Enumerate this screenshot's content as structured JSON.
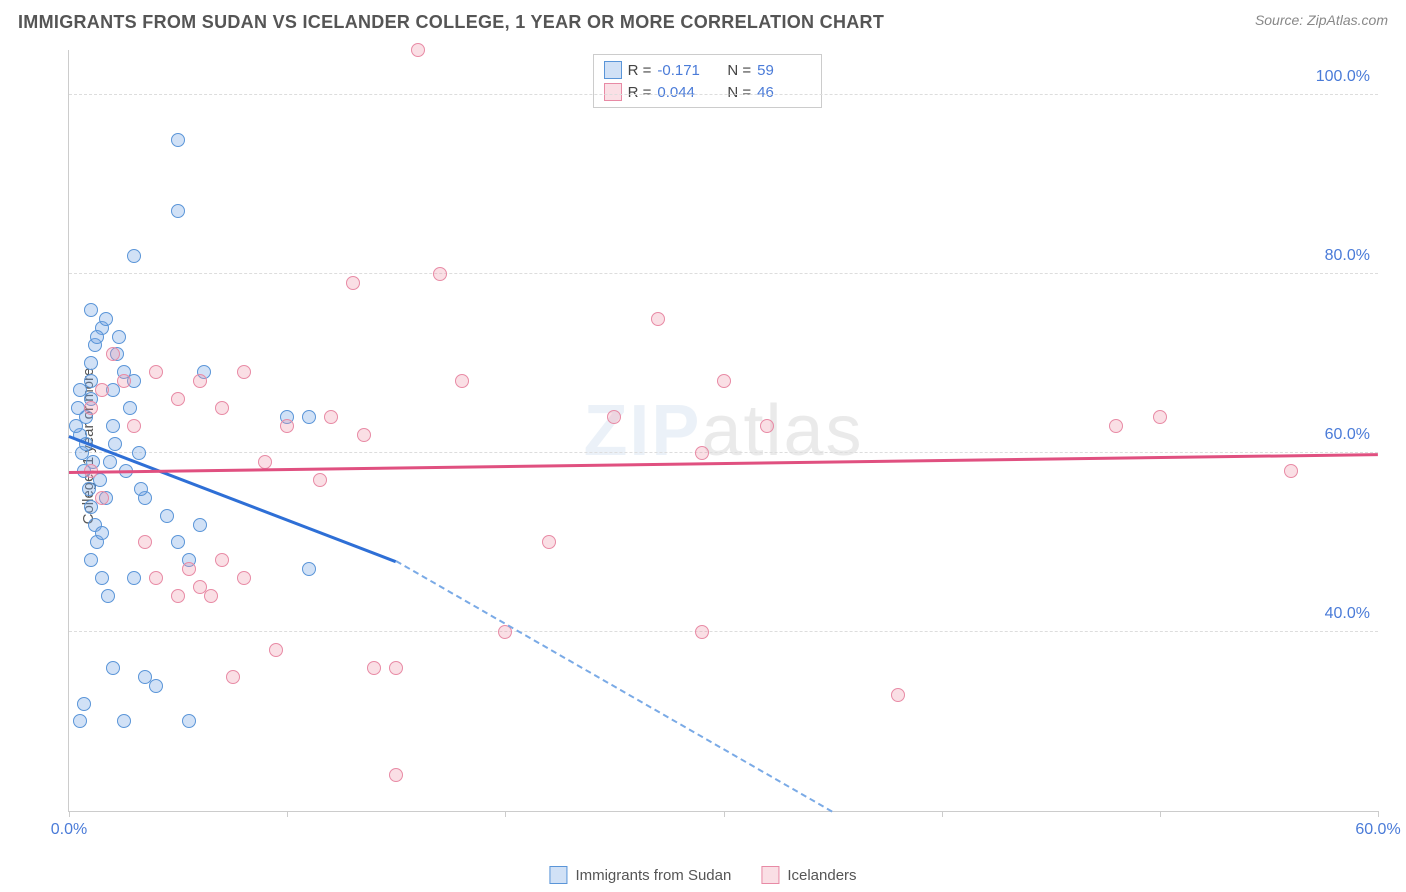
{
  "title": "IMMIGRANTS FROM SUDAN VS ICELANDER COLLEGE, 1 YEAR OR MORE CORRELATION CHART",
  "source": "Source: ZipAtlas.com",
  "ylabel": "College, 1 year or more",
  "watermark": {
    "bold": "ZIP",
    "thin": "atlas"
  },
  "chart": {
    "type": "scatter",
    "xlim": [
      0,
      60
    ],
    "ylim": [
      20,
      105
    ],
    "yticks": [
      {
        "v": 40,
        "label": "40.0%"
      },
      {
        "v": 60,
        "label": "60.0%"
      },
      {
        "v": 80,
        "label": "80.0%"
      },
      {
        "v": 100,
        "label": "100.0%"
      }
    ],
    "xticks": [
      0,
      10,
      20,
      30,
      40,
      50,
      60
    ],
    "xtick_labels": {
      "0": "0.0%",
      "60": "60.0%"
    },
    "grid_color": "#dddddd",
    "background_color": "#ffffff",
    "point_radius": 7,
    "colors": {
      "series_a_fill": "rgba(122,170,230,0.35)",
      "series_a_stroke": "#5a95d8",
      "series_a_trend": "#2e6fd6",
      "series_b_fill": "rgba(240,150,170,0.3)",
      "series_b_stroke": "#e88aa5",
      "series_b_trend": "#e05080",
      "accent_text": "#4a7bd8"
    },
    "series": [
      {
        "key": "a",
        "name": "Immigrants from Sudan",
        "R": "-0.171",
        "N": "59",
        "trend": {
          "x1": 0,
          "y1": 62,
          "x2_solid": 15,
          "y2_solid": 48,
          "x2_dash": 35,
          "y2_dash": 20
        },
        "points": [
          [
            0.5,
            62
          ],
          [
            0.8,
            64
          ],
          [
            1,
            66
          ],
          [
            1,
            68
          ],
          [
            1,
            70
          ],
          [
            1.2,
            72
          ],
          [
            1.5,
            74
          ],
          [
            0.6,
            60
          ],
          [
            0.7,
            58
          ],
          [
            0.9,
            56
          ],
          [
            1,
            54
          ],
          [
            1.2,
            52
          ],
          [
            1.3,
            50
          ],
          [
            1.5,
            51
          ],
          [
            1.7,
            55
          ],
          [
            2,
            63
          ],
          [
            2,
            67
          ],
          [
            2.2,
            71
          ],
          [
            2.5,
            69
          ],
          [
            2.8,
            65
          ],
          [
            3,
            68
          ],
          [
            3,
            82
          ],
          [
            3.2,
            60
          ],
          [
            3.5,
            55
          ],
          [
            3.5,
            35
          ],
          [
            4,
            34
          ],
          [
            4.5,
            53
          ],
          [
            5,
            95
          ],
          [
            5,
            87
          ],
          [
            5,
            50
          ],
          [
            5.5,
            48
          ],
          [
            5.5,
            30
          ],
          [
            6,
            52
          ],
          [
            6.2,
            69
          ],
          [
            1,
            48
          ],
          [
            1.5,
            46
          ],
          [
            1.8,
            44
          ],
          [
            2,
            36
          ],
          [
            2.5,
            30
          ],
          [
            0.5,
            30
          ],
          [
            0.7,
            32
          ],
          [
            3,
            46
          ],
          [
            11,
            47
          ],
          [
            11,
            64
          ],
          [
            10,
            64
          ],
          [
            1,
            76
          ],
          [
            1.3,
            73
          ],
          [
            1.7,
            75
          ],
          [
            2.3,
            73
          ],
          [
            0.4,
            65
          ],
          [
            0.5,
            67
          ],
          [
            0.3,
            63
          ],
          [
            0.8,
            61
          ],
          [
            1.1,
            59
          ],
          [
            1.4,
            57
          ],
          [
            1.9,
            59
          ],
          [
            2.1,
            61
          ],
          [
            2.6,
            58
          ],
          [
            3.3,
            56
          ]
        ]
      },
      {
        "key": "b",
        "name": "Icelanders",
        "R": "0.044",
        "N": "46",
        "trend": {
          "x1": 0,
          "y1": 58,
          "x2": 60,
          "y2": 60
        },
        "points": [
          [
            1,
            65
          ],
          [
            1.5,
            67
          ],
          [
            2,
            71
          ],
          [
            2.5,
            68
          ],
          [
            3,
            63
          ],
          [
            4,
            69
          ],
          [
            5,
            66
          ],
          [
            6,
            68
          ],
          [
            7,
            65
          ],
          [
            8,
            69
          ],
          [
            5,
            44
          ],
          [
            6,
            45
          ],
          [
            7,
            48
          ],
          [
            8,
            46
          ],
          [
            9,
            59
          ],
          [
            10,
            63
          ],
          [
            12,
            64
          ],
          [
            13,
            79
          ],
          [
            14,
            36
          ],
          [
            15,
            36
          ],
          [
            16,
            105
          ],
          [
            17,
            80
          ],
          [
            18,
            68
          ],
          [
            20,
            40
          ],
          [
            22,
            50
          ],
          [
            25,
            64
          ],
          [
            27,
            75
          ],
          [
            29,
            60
          ],
          [
            29,
            40
          ],
          [
            30,
            68
          ],
          [
            32,
            63
          ],
          [
            38,
            33
          ],
          [
            48,
            63
          ],
          [
            50,
            64
          ],
          [
            56,
            58
          ],
          [
            1,
            58
          ],
          [
            1.5,
            55
          ],
          [
            3.5,
            50
          ],
          [
            4,
            46
          ],
          [
            5.5,
            47
          ],
          [
            6.5,
            44
          ],
          [
            9.5,
            38
          ],
          [
            11.5,
            57
          ],
          [
            13.5,
            62
          ],
          [
            15,
            24
          ],
          [
            7.5,
            35
          ]
        ]
      }
    ]
  },
  "legend_top": {
    "rows": [
      {
        "series": "a",
        "r_label": "R = ",
        "r_val": "-0.171",
        "n_label": "N = ",
        "n_val": "59"
      },
      {
        "series": "b",
        "r_label": "R = ",
        "r_val": "0.044",
        "n_label": "N = ",
        "n_val": "46"
      }
    ]
  },
  "legend_bottom": [
    {
      "series": "a",
      "label": "Immigrants from Sudan"
    },
    {
      "series": "b",
      "label": "Icelanders"
    }
  ]
}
+ + + + +
_Request:_
Extract every line above that contains the word "name".

_Result for this task:_
        "name": "Immigrants from Sudan",
        "name": "Icelanders",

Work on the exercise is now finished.